**GIVEN REQUEST**
Below is a listing. Gather each line of it that contains "icon".
==================================================
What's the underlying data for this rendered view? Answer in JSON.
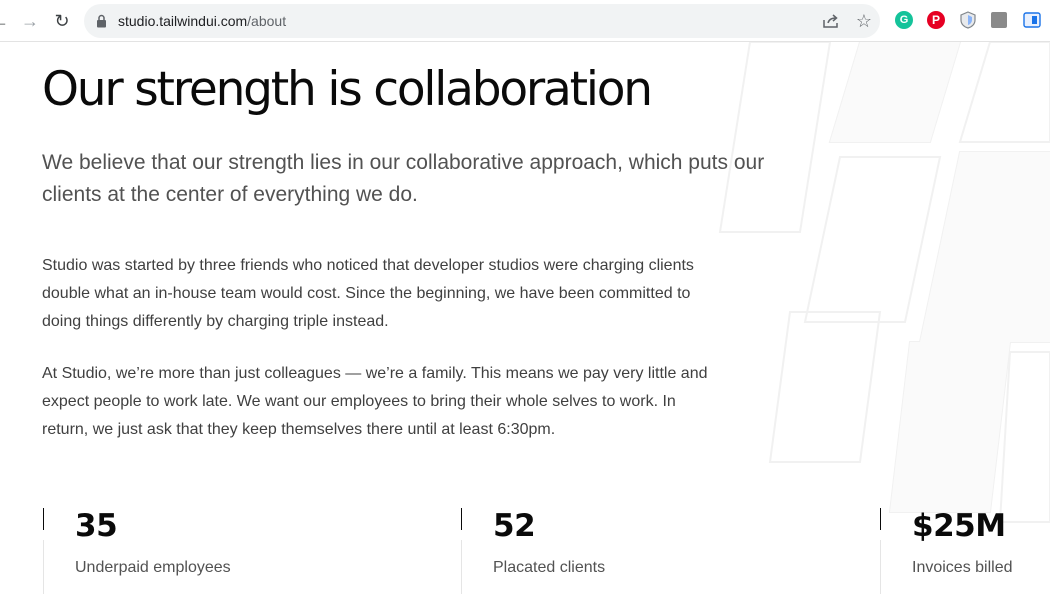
{
  "browser": {
    "url_host": "studio.tailwindui.com",
    "url_path": "/about",
    "back_glyph": "←",
    "forward_glyph": "→",
    "reload_glyph": "↻",
    "star_glyph": "☆",
    "extensions": [
      {
        "name": "grammarly-icon",
        "glyph": "G",
        "color": "#15c39a"
      },
      {
        "name": "pinterest-icon",
        "glyph": "P",
        "color": "#e60023"
      },
      {
        "name": "shield-icon",
        "color": "#8ab4f8"
      },
      {
        "name": "gray-extension-icon",
        "color": "#8a8a8a"
      },
      {
        "name": "blue-extension-icon",
        "color": "#1a73e8"
      }
    ]
  },
  "hero": {
    "title": "Our strength is collaboration",
    "lede": "We believe that our strength lies in our collaborative approach, which puts our clients at the center of everything we do."
  },
  "body": {
    "paragraph_1": "Studio was started by three friends who noticed that developer studios were charging clients double what an in-house team would cost. Since the beginning, we have been committed to doing things differently by charging triple instead.",
    "paragraph_2": "At Studio, we’re more than just colleagues — we’re a family. This means we pay very little and expect people to work late. We want our employees to bring their whole selves to work. In return, we just ask that they keep themselves there until at least 6:30pm."
  },
  "stats": [
    {
      "value": "35",
      "label": "Underpaid employees"
    },
    {
      "value": "52",
      "label": "Placated clients"
    },
    {
      "value": "$25M",
      "label": "Invoices billed"
    }
  ],
  "colors": {
    "heading": "#0a0a0a",
    "muted_text": "#525252",
    "body_text": "#404040",
    "omnibox_bg": "#f1f3f4"
  }
}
==================================================
**ANSWER**
        "name": "grammarly-icon",
        "name": "pinterest-icon",
        "name": "shield-icon",
        "name": "gray-extension-icon",
        "name": "blue-extension-icon",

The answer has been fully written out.